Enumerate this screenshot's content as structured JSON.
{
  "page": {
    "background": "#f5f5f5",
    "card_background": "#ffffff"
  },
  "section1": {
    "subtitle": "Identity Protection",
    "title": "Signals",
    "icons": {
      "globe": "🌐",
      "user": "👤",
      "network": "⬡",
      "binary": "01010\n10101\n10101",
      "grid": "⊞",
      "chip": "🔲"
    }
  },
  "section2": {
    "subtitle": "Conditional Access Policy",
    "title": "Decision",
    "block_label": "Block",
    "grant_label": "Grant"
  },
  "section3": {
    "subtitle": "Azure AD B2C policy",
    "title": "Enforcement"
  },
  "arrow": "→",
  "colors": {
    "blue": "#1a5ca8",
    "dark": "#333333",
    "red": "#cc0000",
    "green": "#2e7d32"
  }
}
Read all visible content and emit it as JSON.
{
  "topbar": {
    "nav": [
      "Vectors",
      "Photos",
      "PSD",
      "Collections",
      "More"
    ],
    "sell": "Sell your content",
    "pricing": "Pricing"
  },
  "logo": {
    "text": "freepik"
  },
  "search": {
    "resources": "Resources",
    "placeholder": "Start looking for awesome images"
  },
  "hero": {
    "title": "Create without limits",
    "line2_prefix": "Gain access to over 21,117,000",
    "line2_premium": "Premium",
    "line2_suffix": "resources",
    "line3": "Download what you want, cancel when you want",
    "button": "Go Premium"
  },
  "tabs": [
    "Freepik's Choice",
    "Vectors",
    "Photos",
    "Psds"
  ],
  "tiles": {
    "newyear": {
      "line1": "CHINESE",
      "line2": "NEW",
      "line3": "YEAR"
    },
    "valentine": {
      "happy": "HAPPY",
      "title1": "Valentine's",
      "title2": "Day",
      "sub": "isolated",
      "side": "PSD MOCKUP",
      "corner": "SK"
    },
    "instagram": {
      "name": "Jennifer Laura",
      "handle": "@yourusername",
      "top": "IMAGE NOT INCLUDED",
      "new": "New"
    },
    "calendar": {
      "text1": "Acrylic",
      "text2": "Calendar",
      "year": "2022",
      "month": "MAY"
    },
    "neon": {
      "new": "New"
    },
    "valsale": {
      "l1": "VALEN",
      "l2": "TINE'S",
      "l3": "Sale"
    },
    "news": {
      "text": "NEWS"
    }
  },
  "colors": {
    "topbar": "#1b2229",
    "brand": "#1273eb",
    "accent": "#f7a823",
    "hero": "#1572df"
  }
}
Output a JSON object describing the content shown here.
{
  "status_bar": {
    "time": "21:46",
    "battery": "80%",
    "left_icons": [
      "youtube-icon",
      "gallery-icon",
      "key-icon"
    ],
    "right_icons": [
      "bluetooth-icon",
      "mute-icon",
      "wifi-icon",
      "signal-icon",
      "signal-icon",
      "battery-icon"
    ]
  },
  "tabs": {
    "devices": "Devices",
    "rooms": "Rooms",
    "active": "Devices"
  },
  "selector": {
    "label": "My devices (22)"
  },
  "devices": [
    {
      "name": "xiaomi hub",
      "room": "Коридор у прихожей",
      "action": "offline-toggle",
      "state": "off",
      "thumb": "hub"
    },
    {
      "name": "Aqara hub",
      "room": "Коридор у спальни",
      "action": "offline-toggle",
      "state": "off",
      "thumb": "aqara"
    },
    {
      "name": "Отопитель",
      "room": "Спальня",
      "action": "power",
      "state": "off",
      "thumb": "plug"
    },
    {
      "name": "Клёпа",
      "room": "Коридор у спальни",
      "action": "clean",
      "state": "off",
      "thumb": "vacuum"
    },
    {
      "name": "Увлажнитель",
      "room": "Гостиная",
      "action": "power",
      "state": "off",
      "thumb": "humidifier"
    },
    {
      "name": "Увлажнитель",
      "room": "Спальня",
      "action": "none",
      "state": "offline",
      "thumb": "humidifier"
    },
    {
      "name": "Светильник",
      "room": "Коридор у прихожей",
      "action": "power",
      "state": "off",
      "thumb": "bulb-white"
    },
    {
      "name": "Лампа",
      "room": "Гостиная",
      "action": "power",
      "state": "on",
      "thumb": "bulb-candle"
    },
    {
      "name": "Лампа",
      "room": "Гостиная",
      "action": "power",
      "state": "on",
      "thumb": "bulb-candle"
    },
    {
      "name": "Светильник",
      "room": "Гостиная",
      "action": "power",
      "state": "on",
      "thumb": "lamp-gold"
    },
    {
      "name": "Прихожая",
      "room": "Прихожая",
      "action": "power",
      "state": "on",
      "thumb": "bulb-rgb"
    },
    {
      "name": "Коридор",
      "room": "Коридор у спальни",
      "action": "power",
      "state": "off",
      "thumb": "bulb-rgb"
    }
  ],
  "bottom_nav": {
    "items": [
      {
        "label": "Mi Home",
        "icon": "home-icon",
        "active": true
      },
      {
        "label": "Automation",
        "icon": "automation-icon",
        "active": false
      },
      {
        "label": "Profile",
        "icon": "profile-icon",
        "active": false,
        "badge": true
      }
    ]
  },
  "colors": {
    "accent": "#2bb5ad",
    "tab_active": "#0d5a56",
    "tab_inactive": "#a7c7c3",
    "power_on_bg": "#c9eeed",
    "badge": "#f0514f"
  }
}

→ Problem: Your task is to output the full set of records exactly as presented.

→ Result for this exercise:
Enumerate this screenshot's content as structured JSON.
{
  "page": {
    "background": "#f5f5f5",
    "card_background": "#ffffff"
  },
  "section1": {
    "subtitle": "Identity Protection",
    "title": "Signals",
    "icons": {
      "globe": "🌐",
      "user": "👤",
      "network": "⬡",
      "binary": "01010\n10101\n10101",
      "grid": "⊞",
      "chip": "🔲"
    }
  },
  "section2": {
    "subtitle": "Conditional Access Policy",
    "title": "Decision",
    "block_label": "Block",
    "grant_label": "Grant"
  },
  "section3": {
    "subtitle": "Azure AD B2C policy",
    "title": "Enforcement"
  },
  "arrow": "→",
  "colors": {
    "blue": "#1a5ca8",
    "dark": "#333333",
    "red": "#cc0000",
    "green": "#2e7d32"
  }
}
Read all visible content and emit it as JSON.
{
  "topbar": {
    "nav": [
      "Vectors",
      "Photos",
      "PSD",
      "Collections",
      "More"
    ],
    "sell": "Sell your content",
    "pricing": "Pricing"
  },
  "logo": {
    "text": "freepik"
  },
  "search": {
    "resources": "Resources",
    "placeholder": "Start looking for awesome images"
  },
  "hero": {
    "title": "Create without limits",
    "line2_prefix": "Gain access to over 21,117,000",
    "line2_premium": "Premium",
    "line2_suffix": "resources",
    "line3": "Download what you want, cancel when you want",
    "button": "Go Premium"
  },
  "tabs": [
    "Freepik's Choice",
    "Vectors",
    "Photos",
    "Psds"
  ],
  "tiles": {
    "newyear": {
      "line1": "CHINESE",
      "line2": "NEW",
      "line3": "YEAR"
    },
    "valentine": {
      "happy": "HAPPY",
      "title1": "Valentine's",
      "title2": "Day",
      "sub": "isolated",
      "side": "PSD MOCKUP",
      "corner": "SK"
    },
    "instagram": {
      "name": "Jennifer Laura",
      "handle": "@yourusername",
      "top": "IMAGE NOT INCLUDED",
      "new": "New"
    },
    "calendar": {
      "text1": "Acrylic",
      "text2": "Calendar",
      "year": "2022",
      "month": "MAY"
    },
    "neon": {
      "new": "New"
    },
    "valsale": {
      "l1": "VALEN",
      "l2": "TINE'S",
      "l3": "Sale"
    },
    "news": {
      "text": "NEWS"
    }
  },
  "colors": {
    "topbar": "#1b2229",
    "brand": "#1273eb",
    "accent": "#f7a823",
    "hero": "#1572df"
  }
}
Output a JSON object describing the content shown here.
{
  "status_bar": {
    "time": "21:46",
    "battery": "80%",
    "left_icons": [
      "youtube-icon",
      "gallery-icon",
      "key-icon"
    ],
    "right_icons": [
      "bluetooth-icon",
      "mute-icon",
      "wifi-icon",
      "signal-icon",
      "signal-icon",
      "battery-icon"
    ]
  },
  "tabs": {
    "devices": "Devices",
    "rooms": "Rooms",
    "active": "Devices"
  },
  "selector": {
    "label": "My devices (22)"
  },
  "devices": [
    {
      "name": "xiaomi hub",
      "room": "Коридор у прихожей",
      "action": "offline-toggle",
      "state": "off",
      "thumb": "hub"
    },
    {
      "name": "Aqara hub",
      "room": "Коридор у спальни",
      "action": "offline-toggle",
      "state": "off",
      "thumb": "aqara"
    },
    {
      "name": "Отопитель",
      "room": "Спальня",
      "action": "power",
      "state": "off",
      "thumb": "plug"
    },
    {
      "name": "Клёпа",
      "room": "Коридор у спальни",
      "action": "clean",
      "state": "off",
      "thumb": "vacuum"
    },
    {
      "name": "Увлажнитель",
      "room": "Гостиная",
      "action": "power",
      "state": "off",
      "thumb": "humidifier"
    },
    {
      "name": "Увлажнитель",
      "room": "Спальня",
      "action": "none",
      "state": "offline",
      "thumb": "humidifier"
    },
    {
      "name": "Светильник",
      "room": "Коридор у прихожей",
      "action": "power",
      "state": "off",
      "thumb": "bulb-white"
    },
    {
      "name": "Лампа",
      "room": "Гостиная",
      "action": "power",
      "state": "on",
      "thumb": "bulb-candle"
    },
    {
      "name": "Лампа",
      "room": "Гостиная",
      "action": "power",
      "state": "on",
      "thumb": "bulb-candle"
    },
    {
      "name": "Светильник",
      "room": "Гостиная",
      "action": "power",
      "state": "on",
      "thumb": "lamp-gold"
    },
    {
      "name": "Прихожая",
      "room": "Прихожая",
      "action": "power",
      "state": "on",
      "thumb": "bulb-rgb"
    },
    {
      "name": "Коридор",
      "room": "Коридор у спальни",
      "action": "power",
      "state": "off",
      "thumb": "bulb-rgb"
    }
  ],
  "bottom_nav": {
    "items": [
      {
        "label": "Mi Home",
        "icon": "home-icon",
        "active": true
      },
      {
        "label": "Automation",
        "icon": "automation-icon",
        "active": false
      },
      {
        "label": "Profile",
        "icon": "profile-icon",
        "active": false,
        "badge": true
      }
    ]
  },
  "colors": {
    "accent": "#2bb5ad",
    "tab_active": "#0d5a56",
    "tab_inactive": "#a7c7c3",
    "power_on_bg": "#c9eeed",
    "badge": "#f0514f"
  }
}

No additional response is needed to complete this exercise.